— Records for this exercise —
┌────────

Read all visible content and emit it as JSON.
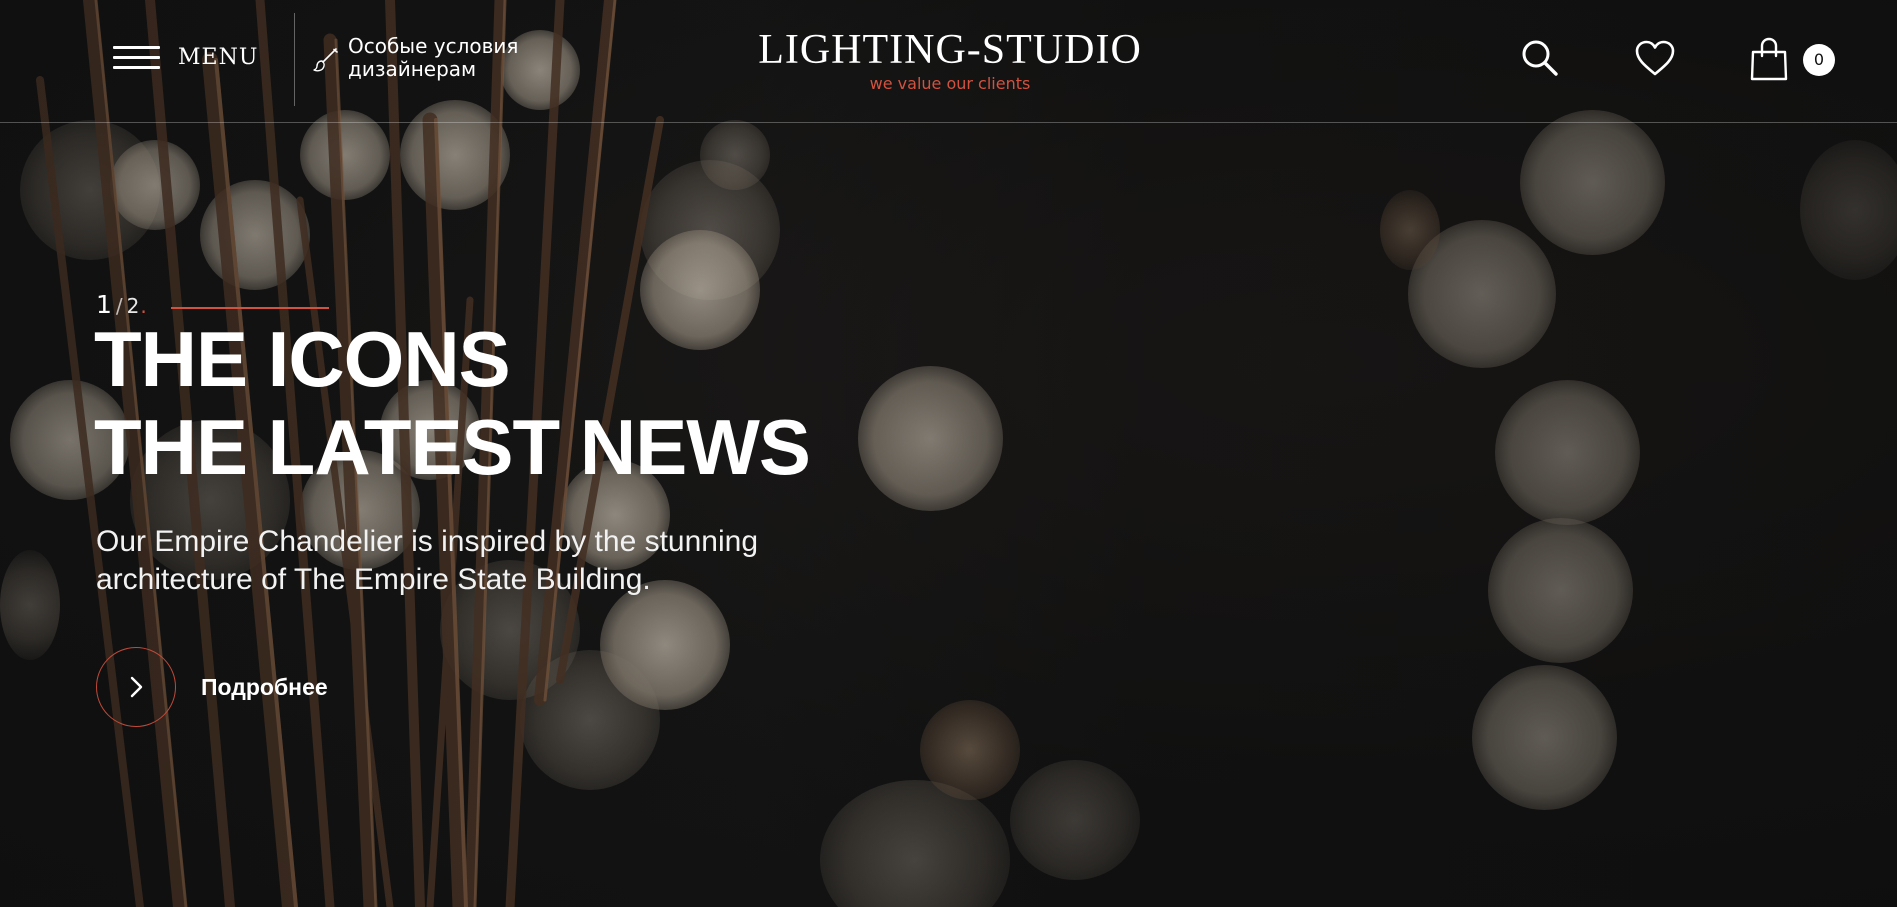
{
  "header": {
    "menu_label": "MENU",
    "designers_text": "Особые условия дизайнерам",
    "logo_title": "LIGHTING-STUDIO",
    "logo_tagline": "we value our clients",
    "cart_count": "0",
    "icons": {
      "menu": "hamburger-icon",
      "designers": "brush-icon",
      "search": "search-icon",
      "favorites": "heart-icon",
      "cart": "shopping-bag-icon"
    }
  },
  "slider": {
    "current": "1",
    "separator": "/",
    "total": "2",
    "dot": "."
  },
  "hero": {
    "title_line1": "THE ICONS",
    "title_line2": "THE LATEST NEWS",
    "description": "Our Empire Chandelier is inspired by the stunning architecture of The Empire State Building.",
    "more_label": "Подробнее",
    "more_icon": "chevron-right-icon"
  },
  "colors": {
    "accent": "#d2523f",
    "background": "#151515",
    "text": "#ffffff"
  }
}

└────────

— Exercise objective —
Extract the entries in full, exactly as they are, minus the pictures.

— Solution —
Read all visible content and emit it as JSON.
{
  "header": {
    "menu_label": "MENU",
    "designers_text": "Особые условия дизайнерам",
    "logo_title": "LIGHTING-STUDIO",
    "logo_tagline": "we value our clients",
    "cart_count": "0",
    "icons": {
      "menu": "hamburger-icon",
      "designers": "brush-icon",
      "search": "search-icon",
      "favorites": "heart-icon",
      "cart": "shopping-bag-icon"
    }
  },
  "slider": {
    "current": "1",
    "separator": "/",
    "total": "2",
    "dot": "."
  },
  "hero": {
    "title_line1": "THE ICONS",
    "title_line2": "THE LATEST NEWS",
    "description": "Our Empire Chandelier is inspired by the stunning architecture of The Empire State Building.",
    "more_label": "Подробнее",
    "more_icon": "chevron-right-icon"
  },
  "colors": {
    "accent": "#d2523f",
    "background": "#151515",
    "text": "#ffffff"
  }
}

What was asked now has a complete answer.